▶ _REQUIRED WORK_
Within the records below, find each line that holds the string "Преднизолон", then copy it.

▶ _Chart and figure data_
....................

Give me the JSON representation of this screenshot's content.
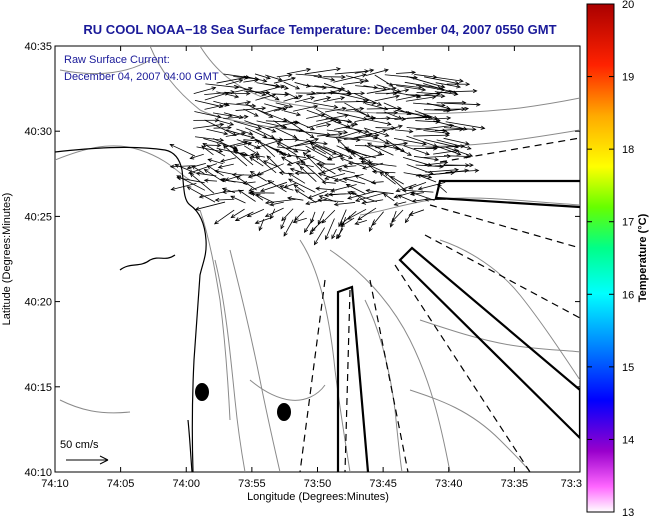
{
  "title": "RU COOL  NOAA−18  Sea Surface Temperature:  December 04, 2007 0550 GMT",
  "annotation": {
    "line1": "Raw Surface Current:",
    "line2": "December 04, 2007 04:00 GMT"
  },
  "axes": {
    "xlabel": "Longitude (Degrees:Minutes)",
    "ylabel": "Latitude (Degrees:Minutes)",
    "xticks": [
      {
        "label": "74:10",
        "value": 0
      },
      {
        "label": "74:05",
        "value": 5
      },
      {
        "label": "74:00",
        "value": 10
      },
      {
        "label": "73:55",
        "value": 15
      },
      {
        "label": "73:50",
        "value": 20
      },
      {
        "label": "73:45",
        "value": 25
      },
      {
        "label": "73:40",
        "value": 30
      },
      {
        "label": "73:35",
        "value": 35
      },
      {
        "label": "73:3",
        "value": 40
      }
    ],
    "yticks": [
      {
        "label": "40:35",
        "value": 35
      },
      {
        "label": "40:30",
        "value": 30
      },
      {
        "label": "40:25",
        "value": 25
      },
      {
        "label": "40:20",
        "value": 20
      },
      {
        "label": "40:15",
        "value": 15
      },
      {
        "label": "40:10",
        "value": 10
      }
    ]
  },
  "colorbar": {
    "label": "Temperature (°C)",
    "min": 13,
    "max": 20,
    "ticks": [
      "20",
      "19",
      "18",
      "17",
      "16",
      "15",
      "14",
      "13"
    ]
  },
  "scale_arrow": {
    "label": "50 cm/s"
  },
  "colors": {
    "title": "#1a1a99",
    "contour": "#8a8a8a",
    "arrow": "#000000"
  }
}
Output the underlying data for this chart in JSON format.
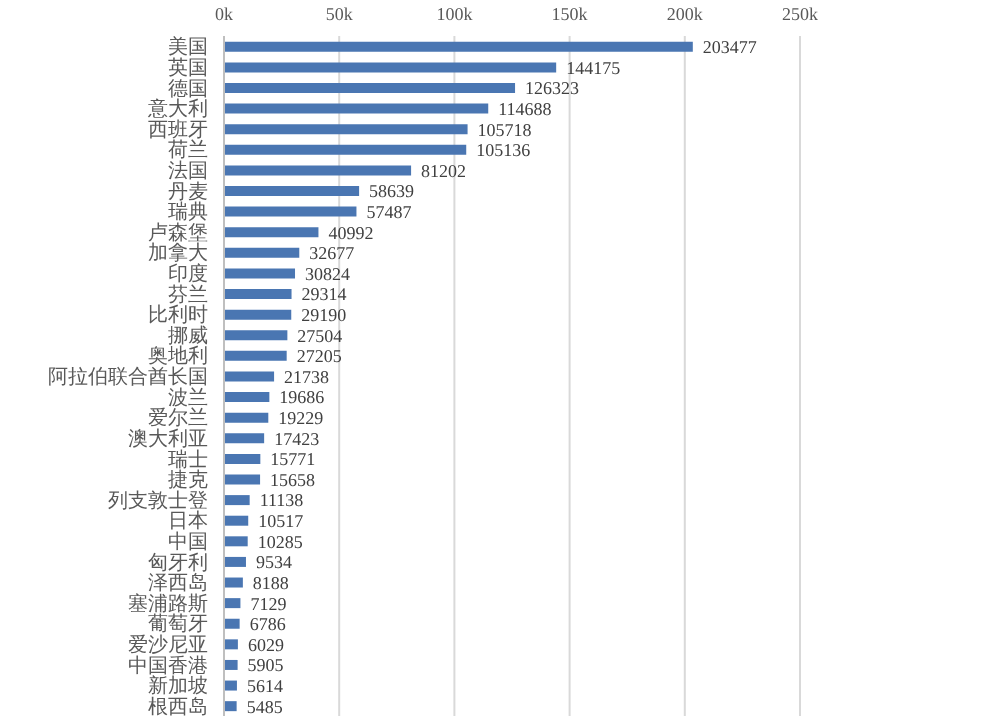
{
  "chart_data": {
    "type": "bar",
    "orientation": "horizontal",
    "categories": [
      "美国",
      "英国",
      "德国",
      "意大利",
      "西班牙",
      "荷兰",
      "法国",
      "丹麦",
      "瑞典",
      "卢森堡",
      "加拿大",
      "印度",
      "芬兰",
      "比利时",
      "挪威",
      "奥地利",
      "阿拉伯联合酋长国",
      "波兰",
      "爱尔兰",
      "澳大利亚",
      "瑞士",
      "捷克",
      "列支敦士登",
      "日本",
      "中国",
      "匈牙利",
      "泽西岛",
      "塞浦路斯",
      "葡萄牙",
      "爱沙尼亚",
      "中国香港",
      "新加坡",
      "根西岛"
    ],
    "values": [
      203477,
      144175,
      126323,
      114688,
      105718,
      105136,
      81202,
      58639,
      57487,
      40992,
      32677,
      30824,
      29314,
      29190,
      27504,
      27205,
      21738,
      19686,
      19229,
      17423,
      15771,
      15658,
      11138,
      10517,
      10285,
      9534,
      8188,
      7129,
      6786,
      6029,
      5905,
      5614,
      5485
    ],
    "color": "#4a76b2",
    "xlim": [
      0,
      250000
    ],
    "xticks": [
      {
        "value": 0,
        "label": "0k"
      },
      {
        "value": 50000,
        "label": "50k"
      },
      {
        "value": 100000,
        "label": "100k"
      },
      {
        "value": 150000,
        "label": "150k"
      },
      {
        "value": 200000,
        "label": "200k"
      },
      {
        "value": 250000,
        "label": "250k"
      }
    ],
    "grid": "x",
    "data_labels": true
  }
}
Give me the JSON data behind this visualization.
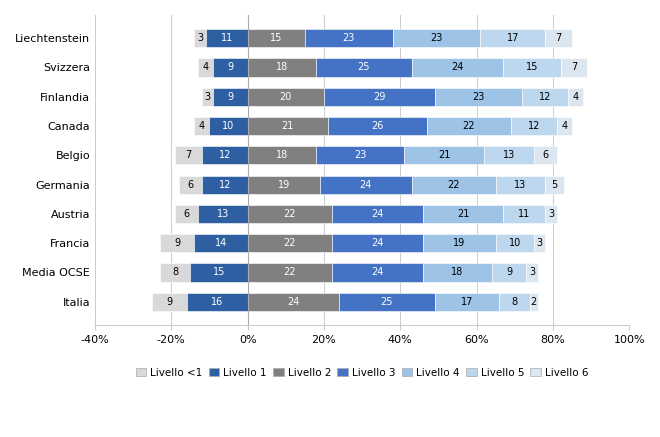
{
  "countries": [
    "Liechtenstein",
    "Svizzera",
    "Finlandia",
    "Canada",
    "Belgio",
    "Germania",
    "Austria",
    "Francia",
    "Media OCSE",
    "Italia"
  ],
  "levels": [
    "Livello <1",
    "Livello 1",
    "Livello 2",
    "Livello 3",
    "Livello 4",
    "Livello 5",
    "Livello 6"
  ],
  "colors": [
    "#d9d9d9",
    "#2e5fa3",
    "#808080",
    "#4472c4",
    "#9dc3e6",
    "#bdd7ee",
    "#dce6f1"
  ],
  "data": [
    [
      3,
      11,
      15,
      23,
      23,
      17,
      7
    ],
    [
      4,
      9,
      18,
      25,
      24,
      15,
      7
    ],
    [
      3,
      9,
      20,
      29,
      23,
      12,
      4
    ],
    [
      4,
      10,
      21,
      26,
      22,
      12,
      4
    ],
    [
      7,
      12,
      18,
      23,
      21,
      13,
      6
    ],
    [
      6,
      12,
      19,
      24,
      22,
      13,
      5
    ],
    [
      6,
      13,
      22,
      24,
      21,
      11,
      3
    ],
    [
      9,
      14,
      22,
      24,
      19,
      10,
      3
    ],
    [
      8,
      15,
      22,
      24,
      18,
      9,
      3
    ],
    [
      9,
      16,
      24,
      25,
      17,
      8,
      2
    ]
  ],
  "xlim": [
    -40,
    100
  ],
  "xticks": [
    -40,
    -20,
    0,
    20,
    40,
    60,
    80,
    100
  ],
  "xtick_labels": [
    "-40%",
    "-20%",
    "0%",
    "20%",
    "40%",
    "60%",
    "80%",
    "100%"
  ],
  "figsize": [
    6.6,
    4.37
  ],
  "dpi": 100,
  "background_color": "#ffffff",
  "bar_height": 0.62,
  "text_fontsize": 7,
  "label_fontsize": 8,
  "legend_fontsize": 7.5
}
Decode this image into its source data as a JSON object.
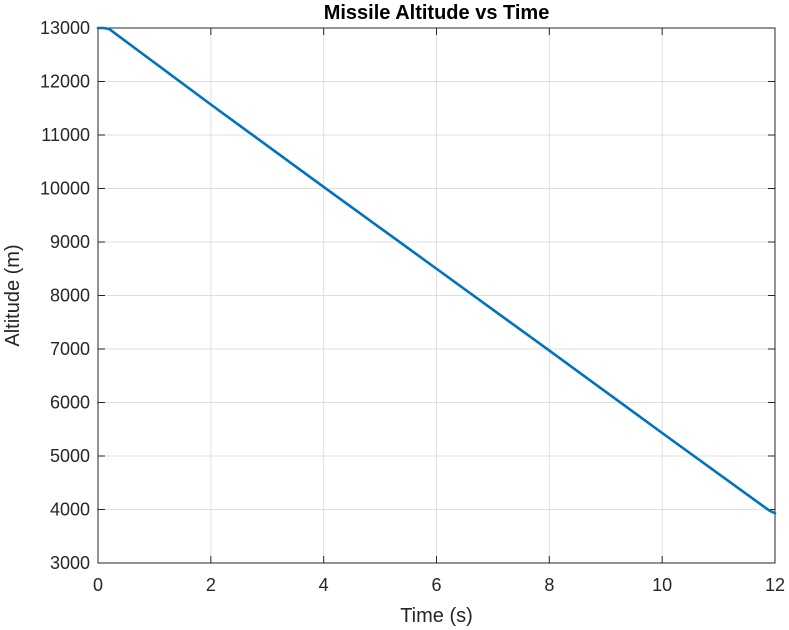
{
  "chart_data": {
    "type": "line",
    "title": "Missile Altitude vs Time",
    "xlabel": "Time (s)",
    "ylabel": "Altitude (m)",
    "xlim": [
      0,
      12
    ],
    "ylim": [
      3000,
      13000
    ],
    "xticks": [
      0,
      2,
      4,
      6,
      8,
      10,
      12
    ],
    "yticks": [
      3000,
      4000,
      5000,
      6000,
      7000,
      8000,
      9000,
      10000,
      11000,
      12000,
      13000
    ],
    "grid": true,
    "series": [
      {
        "color": "#0072BD",
        "x": [
          0,
          0.1,
          0.2,
          2,
          4,
          6,
          8,
          10,
          11.9,
          12
        ],
        "y": [
          13000,
          13000,
          12980,
          11570,
          10030,
          8500,
          6970,
          5430,
          3980,
          3930
        ]
      }
    ]
  }
}
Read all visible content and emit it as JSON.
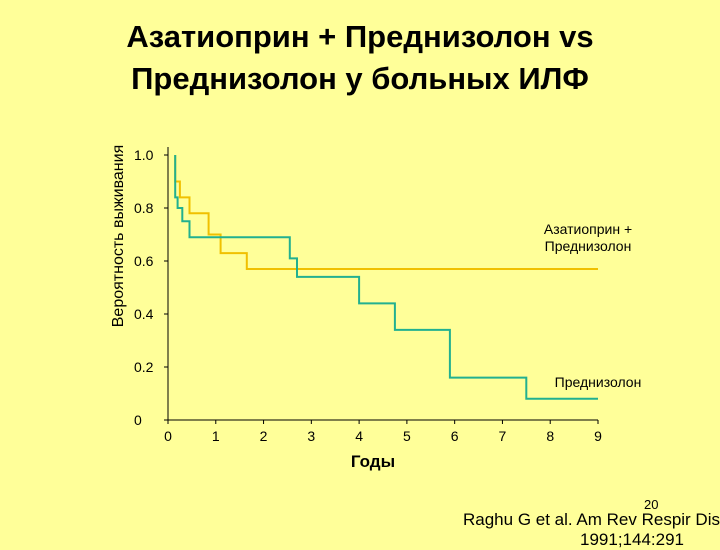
{
  "title_line1": "Азатиоприн + Преднизолон vs",
  "title_line2": "Преднизолон у больных ИЛФ",
  "page_number": "20",
  "citation_line1": "Raghu G et al. Am Rev Respir Dis.",
  "citation_line2": "1991;144:291",
  "chart_data": {
    "type": "line",
    "step": true,
    "xlabel": "Годы",
    "ylabel": "Вероятность выживания",
    "xlim": [
      0,
      9
    ],
    "ylim": [
      0,
      1.0
    ],
    "xticks": [
      "0",
      "1",
      "2",
      "3",
      "4",
      "5",
      "6",
      "7",
      "8",
      "9"
    ],
    "yticks": [
      "0",
      "0.2",
      "0.4",
      "0.6",
      "0.8",
      "1.0"
    ],
    "grid": false,
    "series": [
      {
        "name": "Азатиоприн + Преднизолон",
        "name_lines": [
          "Азатиоприн +",
          "Преднизолон"
        ],
        "color": "#f0c000",
        "points": [
          [
            0.15,
            1.0
          ],
          [
            0.15,
            0.9
          ],
          [
            0.25,
            0.9
          ],
          [
            0.25,
            0.84
          ],
          [
            0.45,
            0.84
          ],
          [
            0.45,
            0.78
          ],
          [
            0.85,
            0.78
          ],
          [
            0.85,
            0.7
          ],
          [
            1.1,
            0.7
          ],
          [
            1.1,
            0.63
          ],
          [
            1.4,
            0.63
          ],
          [
            1.4,
            0.63
          ],
          [
            1.65,
            0.63
          ],
          [
            1.65,
            0.57
          ],
          [
            9.0,
            0.57
          ]
        ]
      },
      {
        "name": "Преднизолон",
        "name_lines": [
          "Преднизолон"
        ],
        "color": "#22b090",
        "points": [
          [
            0.15,
            1.0
          ],
          [
            0.15,
            0.84
          ],
          [
            0.2,
            0.84
          ],
          [
            0.2,
            0.8
          ],
          [
            0.3,
            0.8
          ],
          [
            0.3,
            0.75
          ],
          [
            0.45,
            0.75
          ],
          [
            0.45,
            0.69
          ],
          [
            2.55,
            0.69
          ],
          [
            2.55,
            0.61
          ],
          [
            2.7,
            0.61
          ],
          [
            2.7,
            0.54
          ],
          [
            4.0,
            0.54
          ],
          [
            4.0,
            0.44
          ],
          [
            4.75,
            0.44
          ],
          [
            4.75,
            0.34
          ],
          [
            5.9,
            0.34
          ],
          [
            5.9,
            0.16
          ],
          [
            7.5,
            0.16
          ],
          [
            7.5,
            0.08
          ],
          [
            9.0,
            0.08
          ]
        ]
      }
    ]
  }
}
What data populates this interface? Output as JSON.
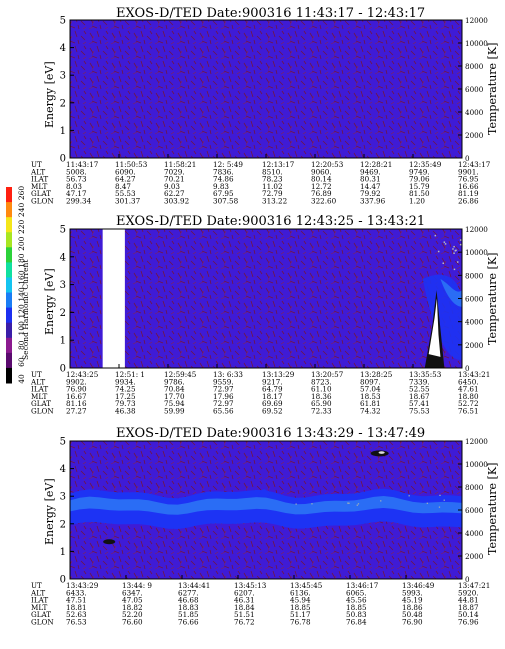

....................

▶ _SOLUTION FOR THIS EXERCISE_
  "title_line1": "Азатиоприн + Преднизолон vs",
  "title_line2": "Преднизолон у больных ИЛФ",
        "name": "Азатиоприн + Преднизолон",
          "Преднизолон"
        "name": "Преднизолон",
          "Преднизолон"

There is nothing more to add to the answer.